PROVIDED INFORMATION
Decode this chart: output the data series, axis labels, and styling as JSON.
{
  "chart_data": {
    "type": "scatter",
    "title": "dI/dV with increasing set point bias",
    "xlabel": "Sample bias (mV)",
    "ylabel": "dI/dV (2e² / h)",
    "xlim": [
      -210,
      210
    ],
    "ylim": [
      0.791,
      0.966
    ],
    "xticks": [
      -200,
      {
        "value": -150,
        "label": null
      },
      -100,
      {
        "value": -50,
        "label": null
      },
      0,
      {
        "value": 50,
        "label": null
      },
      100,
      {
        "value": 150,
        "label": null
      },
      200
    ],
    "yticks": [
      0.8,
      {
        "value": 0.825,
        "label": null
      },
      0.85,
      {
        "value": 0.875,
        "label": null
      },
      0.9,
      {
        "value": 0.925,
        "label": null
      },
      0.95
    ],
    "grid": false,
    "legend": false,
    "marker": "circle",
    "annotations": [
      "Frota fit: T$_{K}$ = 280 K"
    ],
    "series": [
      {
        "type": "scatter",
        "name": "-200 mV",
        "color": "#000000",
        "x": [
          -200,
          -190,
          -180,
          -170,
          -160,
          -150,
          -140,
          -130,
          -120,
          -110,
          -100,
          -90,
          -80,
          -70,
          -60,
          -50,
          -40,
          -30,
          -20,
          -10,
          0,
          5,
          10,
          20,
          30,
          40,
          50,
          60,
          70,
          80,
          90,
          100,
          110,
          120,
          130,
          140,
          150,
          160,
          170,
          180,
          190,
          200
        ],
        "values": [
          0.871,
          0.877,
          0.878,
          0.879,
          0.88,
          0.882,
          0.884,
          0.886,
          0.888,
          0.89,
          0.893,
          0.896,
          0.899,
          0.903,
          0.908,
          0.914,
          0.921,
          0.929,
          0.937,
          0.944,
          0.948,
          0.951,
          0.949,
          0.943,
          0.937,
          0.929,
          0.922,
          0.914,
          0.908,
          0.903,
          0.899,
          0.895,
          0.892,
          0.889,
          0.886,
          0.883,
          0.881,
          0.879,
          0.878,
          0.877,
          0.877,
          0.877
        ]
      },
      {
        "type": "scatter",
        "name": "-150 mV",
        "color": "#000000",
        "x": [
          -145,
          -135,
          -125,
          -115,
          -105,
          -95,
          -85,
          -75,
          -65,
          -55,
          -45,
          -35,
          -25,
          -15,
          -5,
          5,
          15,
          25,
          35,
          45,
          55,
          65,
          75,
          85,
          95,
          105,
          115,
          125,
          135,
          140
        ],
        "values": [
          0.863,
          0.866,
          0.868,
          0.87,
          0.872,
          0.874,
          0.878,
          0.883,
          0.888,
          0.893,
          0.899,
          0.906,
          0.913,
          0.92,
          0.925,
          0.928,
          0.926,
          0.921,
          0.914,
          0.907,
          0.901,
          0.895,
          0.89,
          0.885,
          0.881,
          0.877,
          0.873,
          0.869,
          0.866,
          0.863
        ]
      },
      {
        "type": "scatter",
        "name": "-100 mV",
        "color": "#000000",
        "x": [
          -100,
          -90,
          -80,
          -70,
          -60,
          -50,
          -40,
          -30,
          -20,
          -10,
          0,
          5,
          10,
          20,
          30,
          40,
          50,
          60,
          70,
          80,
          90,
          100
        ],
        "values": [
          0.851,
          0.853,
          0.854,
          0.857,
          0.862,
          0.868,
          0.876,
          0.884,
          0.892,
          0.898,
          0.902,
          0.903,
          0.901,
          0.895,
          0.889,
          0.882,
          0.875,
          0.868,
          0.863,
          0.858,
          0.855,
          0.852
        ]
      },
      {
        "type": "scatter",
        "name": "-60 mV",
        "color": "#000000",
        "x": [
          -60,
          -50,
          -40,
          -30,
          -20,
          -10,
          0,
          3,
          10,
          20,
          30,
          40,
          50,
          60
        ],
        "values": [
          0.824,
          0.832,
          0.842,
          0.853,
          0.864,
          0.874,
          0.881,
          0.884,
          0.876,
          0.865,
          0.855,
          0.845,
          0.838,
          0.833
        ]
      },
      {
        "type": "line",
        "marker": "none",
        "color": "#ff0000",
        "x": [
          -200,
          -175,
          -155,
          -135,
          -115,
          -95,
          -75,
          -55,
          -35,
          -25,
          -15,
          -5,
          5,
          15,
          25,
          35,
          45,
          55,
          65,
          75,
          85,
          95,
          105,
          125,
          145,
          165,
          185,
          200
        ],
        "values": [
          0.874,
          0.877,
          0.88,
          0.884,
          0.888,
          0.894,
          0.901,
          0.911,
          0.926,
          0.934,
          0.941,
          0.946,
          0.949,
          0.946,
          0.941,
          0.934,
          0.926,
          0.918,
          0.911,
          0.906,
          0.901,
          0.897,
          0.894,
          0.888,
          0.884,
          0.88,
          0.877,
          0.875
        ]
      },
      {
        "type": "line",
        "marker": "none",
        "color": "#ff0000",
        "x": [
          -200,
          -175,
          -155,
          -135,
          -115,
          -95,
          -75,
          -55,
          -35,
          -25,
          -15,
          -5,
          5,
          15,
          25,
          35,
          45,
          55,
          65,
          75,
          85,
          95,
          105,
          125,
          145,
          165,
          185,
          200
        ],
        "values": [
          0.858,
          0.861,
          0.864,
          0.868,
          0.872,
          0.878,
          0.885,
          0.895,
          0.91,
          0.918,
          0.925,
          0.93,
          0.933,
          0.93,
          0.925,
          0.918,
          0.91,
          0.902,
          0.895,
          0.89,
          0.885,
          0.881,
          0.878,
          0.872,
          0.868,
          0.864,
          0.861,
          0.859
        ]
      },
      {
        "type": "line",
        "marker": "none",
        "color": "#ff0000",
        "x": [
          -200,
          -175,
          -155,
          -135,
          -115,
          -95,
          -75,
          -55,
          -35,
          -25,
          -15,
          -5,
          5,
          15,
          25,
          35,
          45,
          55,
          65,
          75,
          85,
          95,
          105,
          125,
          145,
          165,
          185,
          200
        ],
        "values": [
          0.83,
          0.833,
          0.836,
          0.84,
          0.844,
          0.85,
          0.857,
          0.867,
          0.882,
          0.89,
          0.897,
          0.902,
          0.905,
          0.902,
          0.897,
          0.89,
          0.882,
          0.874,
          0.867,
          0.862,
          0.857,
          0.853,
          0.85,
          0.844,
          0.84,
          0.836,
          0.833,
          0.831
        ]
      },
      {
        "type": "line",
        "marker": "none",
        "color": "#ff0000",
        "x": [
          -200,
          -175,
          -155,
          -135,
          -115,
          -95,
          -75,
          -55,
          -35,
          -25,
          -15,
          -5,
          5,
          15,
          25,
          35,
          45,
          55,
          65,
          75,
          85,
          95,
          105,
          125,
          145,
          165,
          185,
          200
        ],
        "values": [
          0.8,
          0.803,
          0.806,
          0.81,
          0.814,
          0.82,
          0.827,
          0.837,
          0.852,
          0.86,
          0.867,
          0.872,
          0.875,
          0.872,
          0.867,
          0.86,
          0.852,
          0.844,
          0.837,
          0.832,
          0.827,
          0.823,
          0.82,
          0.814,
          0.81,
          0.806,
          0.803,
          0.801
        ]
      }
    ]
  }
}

STATED TASK
Exactly reproduce every line found in the records.

EXERCISE SOLUTION
Decode this chart: output the data series, axis labels, and styling as JSON.
{
  "chart_data": {
    "type": "scatter",
    "title": "dI/dV with increasing set point bias",
    "xlabel": "Sample bias (mV)",
    "ylabel": "dI/dV (2e² / h)",
    "xlim": [
      -210,
      210
    ],
    "ylim": [
      0.791,
      0.966
    ],
    "xticks": [
      -200,
      {
        "value": -150,
        "label": null
      },
      -100,
      {
        "value": -50,
        "label": null
      },
      0,
      {
        "value": 50,
        "label": null
      },
      100,
      {
        "value": 150,
        "label": null
      },
      200
    ],
    "yticks": [
      0.8,
      {
        "value": 0.825,
        "label": null
      },
      0.85,
      {
        "value": 0.875,
        "label": null
      },
      0.9,
      {
        "value": 0.925,
        "label": null
      },
      0.95
    ],
    "grid": false,
    "legend": false,
    "marker": "circle",
    "annotations": [
      "Frota fit: T$_{K}$ = 280 K"
    ],
    "series": [
      {
        "type": "scatter",
        "name": "-200 mV",
        "color": "#000000",
        "x": [
          -200,
          -190,
          -180,
          -170,
          -160,
          -150,
          -140,
          -130,
          -120,
          -110,
          -100,
          -90,
          -80,
          -70,
          -60,
          -50,
          -40,
          -30,
          -20,
          -10,
          0,
          5,
          10,
          20,
          30,
          40,
          50,
          60,
          70,
          80,
          90,
          100,
          110,
          120,
          130,
          140,
          150,
          160,
          170,
          180,
          190,
          200
        ],
        "values": [
          0.871,
          0.877,
          0.878,
          0.879,
          0.88,
          0.882,
          0.884,
          0.886,
          0.888,
          0.89,
          0.893,
          0.896,
          0.899,
          0.903,
          0.908,
          0.914,
          0.921,
          0.929,
          0.937,
          0.944,
          0.948,
          0.951,
          0.949,
          0.943,
          0.937,
          0.929,
          0.922,
          0.914,
          0.908,
          0.903,
          0.899,
          0.895,
          0.892,
          0.889,
          0.886,
          0.883,
          0.881,
          0.879,
          0.878,
          0.877,
          0.877,
          0.877
        ]
      },
      {
        "type": "scatter",
        "name": "-150 mV",
        "color": "#000000",
        "x": [
          -145,
          -135,
          -125,
          -115,
          -105,
          -95,
          -85,
          -75,
          -65,
          -55,
          -45,
          -35,
          -25,
          -15,
          -5,
          5,
          15,
          25,
          35,
          45,
          55,
          65,
          75,
          85,
          95,
          105,
          115,
          125,
          135,
          140
        ],
        "values": [
          0.863,
          0.866,
          0.868,
          0.87,
          0.872,
          0.874,
          0.878,
          0.883,
          0.888,
          0.893,
          0.899,
          0.906,
          0.913,
          0.92,
          0.925,
          0.928,
          0.926,
          0.921,
          0.914,
          0.907,
          0.901,
          0.895,
          0.89,
          0.885,
          0.881,
          0.877,
          0.873,
          0.869,
          0.866,
          0.863
        ]
      },
      {
        "type": "scatter",
        "name": "-100 mV",
        "color": "#000000",
        "x": [
          -100,
          -90,
          -80,
          -70,
          -60,
          -50,
          -40,
          -30,
          -20,
          -10,
          0,
          5,
          10,
          20,
          30,
          40,
          50,
          60,
          70,
          80,
          90,
          100
        ],
        "values": [
          0.851,
          0.853,
          0.854,
          0.857,
          0.862,
          0.868,
          0.876,
          0.884,
          0.892,
          0.898,
          0.902,
          0.903,
          0.901,
          0.895,
          0.889,
          0.882,
          0.875,
          0.868,
          0.863,
          0.858,
          0.855,
          0.852
        ]
      },
      {
        "type": "scatter",
        "name": "-60 mV",
        "color": "#000000",
        "x": [
          -60,
          -50,
          -40,
          -30,
          -20,
          -10,
          0,
          3,
          10,
          20,
          30,
          40,
          50,
          60
        ],
        "values": [
          0.824,
          0.832,
          0.842,
          0.853,
          0.864,
          0.874,
          0.881,
          0.884,
          0.876,
          0.865,
          0.855,
          0.845,
          0.838,
          0.833
        ]
      },
      {
        "type": "line",
        "marker": "none",
        "color": "#ff0000",
        "x": [
          -200,
          -175,
          -155,
          -135,
          -115,
          -95,
          -75,
          -55,
          -35,
          -25,
          -15,
          -5,
          5,
          15,
          25,
          35,
          45,
          55,
          65,
          75,
          85,
          95,
          105,
          125,
          145,
          165,
          185,
          200
        ],
        "values": [
          0.874,
          0.877,
          0.88,
          0.884,
          0.888,
          0.894,
          0.901,
          0.911,
          0.926,
          0.934,
          0.941,
          0.946,
          0.949,
          0.946,
          0.941,
          0.934,
          0.926,
          0.918,
          0.911,
          0.906,
          0.901,
          0.897,
          0.894,
          0.888,
          0.884,
          0.88,
          0.877,
          0.875
        ]
      },
      {
        "type": "line",
        "marker": "none",
        "color": "#ff0000",
        "x": [
          -200,
          -175,
          -155,
          -135,
          -115,
          -95,
          -75,
          -55,
          -35,
          -25,
          -15,
          -5,
          5,
          15,
          25,
          35,
          45,
          55,
          65,
          75,
          85,
          95,
          105,
          125,
          145,
          165,
          185,
          200
        ],
        "values": [
          0.858,
          0.861,
          0.864,
          0.868,
          0.872,
          0.878,
          0.885,
          0.895,
          0.91,
          0.918,
          0.925,
          0.93,
          0.933,
          0.93,
          0.925,
          0.918,
          0.91,
          0.902,
          0.895,
          0.89,
          0.885,
          0.881,
          0.878,
          0.872,
          0.868,
          0.864,
          0.861,
          0.859
        ]
      },
      {
        "type": "line",
        "marker": "none",
        "color": "#ff0000",
        "x": [
          -200,
          -175,
          -155,
          -135,
          -115,
          -95,
          -75,
          -55,
          -35,
          -25,
          -15,
          -5,
          5,
          15,
          25,
          35,
          45,
          55,
          65,
          75,
          85,
          95,
          105,
          125,
          145,
          165,
          185,
          200
        ],
        "values": [
          0.83,
          0.833,
          0.836,
          0.84,
          0.844,
          0.85,
          0.857,
          0.867,
          0.882,
          0.89,
          0.897,
          0.902,
          0.905,
          0.902,
          0.897,
          0.89,
          0.882,
          0.874,
          0.867,
          0.862,
          0.857,
          0.853,
          0.85,
          0.844,
          0.84,
          0.836,
          0.833,
          0.831
        ]
      },
      {
        "type": "line",
        "marker": "none",
        "color": "#ff0000",
        "x": [
          -200,
          -175,
          -155,
          -135,
          -115,
          -95,
          -75,
          -55,
          -35,
          -25,
          -15,
          -5,
          5,
          15,
          25,
          35,
          45,
          55,
          65,
          75,
          85,
          95,
          105,
          125,
          145,
          165,
          185,
          200
        ],
        "values": [
          0.8,
          0.803,
          0.806,
          0.81,
          0.814,
          0.82,
          0.827,
          0.837,
          0.852,
          0.86,
          0.867,
          0.872,
          0.875,
          0.872,
          0.867,
          0.86,
          0.852,
          0.844,
          0.837,
          0.832,
          0.827,
          0.823,
          0.82,
          0.814,
          0.81,
          0.806,
          0.803,
          0.801
        ]
      }
    ]
  }
}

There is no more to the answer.